*** Text for analysis
Personal information
- Born: 12 July 1977 (age 48)
- Height: 146 cm (57 in)

Sport
- Country: South Korea
- Sport: Athletics
- Disability class: T36
- Event: sprint
- Club: Jeonbuk Spike Athletics Club
- Coached by: Kim Sang-Hyeon

Medal record
Paralympic athletics
Representing South Korea
Paralympic Games
| Silver medal – second place | 2016 Rio de Janeiro | 200m – T36 |
| Silver medal – second place | 2012 London | 100m – T36 |
| Silver medal – second place | 2012 London | 200m – T36 |
World Championships
| Gold medal – first place | 2013 Lyon | 200m – T36 |
| Silver medal – second place | 2013 Lyon | 100m – T36 |
Asian Para Games
| Gold medal – first place | 2014 Incheon | 100m – T36 |
| Gold medal – first place | 2014 Incheon | 200m – T36 |
| Gold medal – first place | 2018 Jakarta | 100m – T36 |
| Gold medal – first place | 2018 Jakarta | 200m – T36 |
| Silver medal – second place | 2010 Guangzhou | 100m – T36 |
| Silver medal – second place | 2010 Guangzhou | 200m – T36 |
| Silver medal – second place | 2022 Hangzhou | 100m – T36 |
| Silver medal – second place | 2022 Hangzhou | 200m – T36 |

= Jeon Min-jae =

South Korean Paralympic athlete

Jeon Min-jae (born 12 July 1977) is a South Korean Paralympic athlete competing mainly in category T36 sprint events.
******
*** Provided material
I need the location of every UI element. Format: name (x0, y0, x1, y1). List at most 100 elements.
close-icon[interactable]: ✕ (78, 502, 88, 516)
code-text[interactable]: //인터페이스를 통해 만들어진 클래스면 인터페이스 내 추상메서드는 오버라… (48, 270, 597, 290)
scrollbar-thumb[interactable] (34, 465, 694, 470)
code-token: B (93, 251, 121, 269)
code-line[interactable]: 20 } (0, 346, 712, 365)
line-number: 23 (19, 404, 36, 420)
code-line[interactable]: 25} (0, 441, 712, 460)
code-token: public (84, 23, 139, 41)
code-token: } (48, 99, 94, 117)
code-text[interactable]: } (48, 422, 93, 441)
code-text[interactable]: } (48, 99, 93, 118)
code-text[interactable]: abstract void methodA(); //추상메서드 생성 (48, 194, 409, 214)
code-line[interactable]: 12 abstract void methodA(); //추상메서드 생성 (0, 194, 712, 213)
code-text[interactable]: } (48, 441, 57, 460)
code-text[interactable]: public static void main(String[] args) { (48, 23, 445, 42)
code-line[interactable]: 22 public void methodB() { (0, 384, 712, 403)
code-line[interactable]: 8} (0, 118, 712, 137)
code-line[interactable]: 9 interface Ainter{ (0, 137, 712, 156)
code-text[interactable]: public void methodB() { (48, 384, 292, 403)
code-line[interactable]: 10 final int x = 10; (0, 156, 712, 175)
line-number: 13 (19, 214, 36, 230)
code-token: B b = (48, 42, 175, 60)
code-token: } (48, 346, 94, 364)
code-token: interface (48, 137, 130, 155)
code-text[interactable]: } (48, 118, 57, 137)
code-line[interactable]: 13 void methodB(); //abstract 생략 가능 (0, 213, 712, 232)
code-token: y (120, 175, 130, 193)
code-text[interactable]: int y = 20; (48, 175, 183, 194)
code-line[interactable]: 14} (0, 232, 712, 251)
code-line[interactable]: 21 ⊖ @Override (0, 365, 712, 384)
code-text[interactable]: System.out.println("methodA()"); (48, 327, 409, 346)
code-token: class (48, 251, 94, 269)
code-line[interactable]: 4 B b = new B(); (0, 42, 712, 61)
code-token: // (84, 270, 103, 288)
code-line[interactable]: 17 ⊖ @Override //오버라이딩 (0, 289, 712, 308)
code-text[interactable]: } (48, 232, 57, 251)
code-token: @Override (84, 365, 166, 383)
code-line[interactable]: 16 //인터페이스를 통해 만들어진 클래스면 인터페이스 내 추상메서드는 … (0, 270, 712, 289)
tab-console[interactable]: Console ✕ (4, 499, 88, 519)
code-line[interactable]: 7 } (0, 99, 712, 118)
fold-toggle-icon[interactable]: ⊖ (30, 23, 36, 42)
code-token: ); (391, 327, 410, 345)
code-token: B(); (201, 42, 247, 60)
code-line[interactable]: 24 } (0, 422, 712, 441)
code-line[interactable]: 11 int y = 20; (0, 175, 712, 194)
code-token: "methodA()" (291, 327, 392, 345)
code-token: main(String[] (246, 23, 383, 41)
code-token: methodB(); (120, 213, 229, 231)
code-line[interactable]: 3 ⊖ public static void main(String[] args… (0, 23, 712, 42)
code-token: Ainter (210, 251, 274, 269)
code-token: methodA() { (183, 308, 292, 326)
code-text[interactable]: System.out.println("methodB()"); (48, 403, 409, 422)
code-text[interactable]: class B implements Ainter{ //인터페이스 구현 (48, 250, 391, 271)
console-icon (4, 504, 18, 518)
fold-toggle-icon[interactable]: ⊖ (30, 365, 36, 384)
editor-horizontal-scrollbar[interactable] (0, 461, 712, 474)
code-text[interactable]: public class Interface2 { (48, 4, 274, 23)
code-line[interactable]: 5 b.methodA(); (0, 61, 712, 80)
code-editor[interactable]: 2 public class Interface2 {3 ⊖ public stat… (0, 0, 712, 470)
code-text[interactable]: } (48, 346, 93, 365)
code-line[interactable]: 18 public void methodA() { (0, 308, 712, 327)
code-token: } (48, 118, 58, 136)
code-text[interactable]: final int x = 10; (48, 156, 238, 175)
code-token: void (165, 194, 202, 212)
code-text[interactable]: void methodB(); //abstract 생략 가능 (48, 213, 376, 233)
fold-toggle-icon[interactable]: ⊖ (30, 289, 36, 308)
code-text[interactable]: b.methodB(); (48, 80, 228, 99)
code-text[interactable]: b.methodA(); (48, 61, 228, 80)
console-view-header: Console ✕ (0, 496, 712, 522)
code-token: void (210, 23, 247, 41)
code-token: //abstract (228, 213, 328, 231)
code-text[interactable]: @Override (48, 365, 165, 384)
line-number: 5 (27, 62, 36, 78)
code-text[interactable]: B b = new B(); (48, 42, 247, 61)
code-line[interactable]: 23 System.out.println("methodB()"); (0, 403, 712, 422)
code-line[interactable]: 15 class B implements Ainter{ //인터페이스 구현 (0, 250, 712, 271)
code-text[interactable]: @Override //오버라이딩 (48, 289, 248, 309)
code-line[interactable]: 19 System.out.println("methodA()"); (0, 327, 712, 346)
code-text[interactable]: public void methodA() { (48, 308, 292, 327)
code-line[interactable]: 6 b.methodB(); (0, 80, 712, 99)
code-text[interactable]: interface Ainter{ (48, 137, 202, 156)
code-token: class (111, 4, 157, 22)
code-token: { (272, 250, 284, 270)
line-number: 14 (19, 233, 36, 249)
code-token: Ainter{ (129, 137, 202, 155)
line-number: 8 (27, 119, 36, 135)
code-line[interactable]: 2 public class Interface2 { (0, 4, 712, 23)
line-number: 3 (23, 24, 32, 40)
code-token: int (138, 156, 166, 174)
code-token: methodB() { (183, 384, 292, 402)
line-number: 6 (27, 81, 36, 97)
******
Parts of the exercise:
(a) Answer these from the profile of Jeon Min-jae.
(i) Who is listed as the athlete's coach?
(ii) In which city and year did the athlete win gold at the World Championships, and in what event?
(iii) What height does the profile give?
(b) Write the next part of the profile of Jeon Min-jae, picking up after its final sentence.

Outputs in order:
(a)
(i) Kim Sang-Hyeon
(ii) Lyon, 2013, in the 200m – T36
(iii) 146 cm (57 in)

(b)
==Career==
Jeon first competed at a Paralympics in Beijing in 2008, where she entered both the 100m and 200m sprints, finishing 6th and 4th respectively. Four years later at the 2012 Summer Paralympics in London, she won silver in the 100m and 200m finals, finishing behind Russia's Elena Sviridova in both. As well as her Paralympic success Jeon has won medals at both World Championships and the Asian Para Games, winning the 100m and 200m at both the Asian Para Games in 2014 and 2018.

==Personal life==
Jeon was born in South Korea in 1977. At the age of five she suffered from encephalitis, which resulted in her acquiring cerebral palsy.